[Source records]
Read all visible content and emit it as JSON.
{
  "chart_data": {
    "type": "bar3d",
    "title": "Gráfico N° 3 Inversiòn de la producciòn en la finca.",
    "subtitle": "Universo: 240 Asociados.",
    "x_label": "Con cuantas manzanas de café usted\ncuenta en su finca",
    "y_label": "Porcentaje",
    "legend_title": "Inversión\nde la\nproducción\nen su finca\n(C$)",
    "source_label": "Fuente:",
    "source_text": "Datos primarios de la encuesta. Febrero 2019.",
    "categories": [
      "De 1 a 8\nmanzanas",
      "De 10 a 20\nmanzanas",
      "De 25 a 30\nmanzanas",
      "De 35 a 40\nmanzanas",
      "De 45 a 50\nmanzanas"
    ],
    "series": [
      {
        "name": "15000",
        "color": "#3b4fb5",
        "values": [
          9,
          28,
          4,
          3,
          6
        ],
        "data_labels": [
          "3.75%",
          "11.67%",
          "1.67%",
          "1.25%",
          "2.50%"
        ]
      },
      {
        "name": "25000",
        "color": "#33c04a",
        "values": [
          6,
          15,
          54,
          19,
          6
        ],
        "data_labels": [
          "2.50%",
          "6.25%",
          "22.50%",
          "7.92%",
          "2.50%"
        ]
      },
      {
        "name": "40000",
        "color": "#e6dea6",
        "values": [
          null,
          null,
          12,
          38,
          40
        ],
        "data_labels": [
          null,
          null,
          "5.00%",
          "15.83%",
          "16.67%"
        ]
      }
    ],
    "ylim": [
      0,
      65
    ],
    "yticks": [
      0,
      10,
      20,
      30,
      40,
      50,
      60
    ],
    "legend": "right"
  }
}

EXERCISE AIM :: Search the entries for the string "finca" and collect each line that has it.

PROBLEM SOLUTION ::
    "title": "Gráfico N° 3 Inversiòn de la producciòn en la finca.",
    "x_label": "Con cuantas manzanas de café usted\ncuenta en su finca",
    "legend_title": "Inversión\nde la\nproducción\nen su finca\n(C$)",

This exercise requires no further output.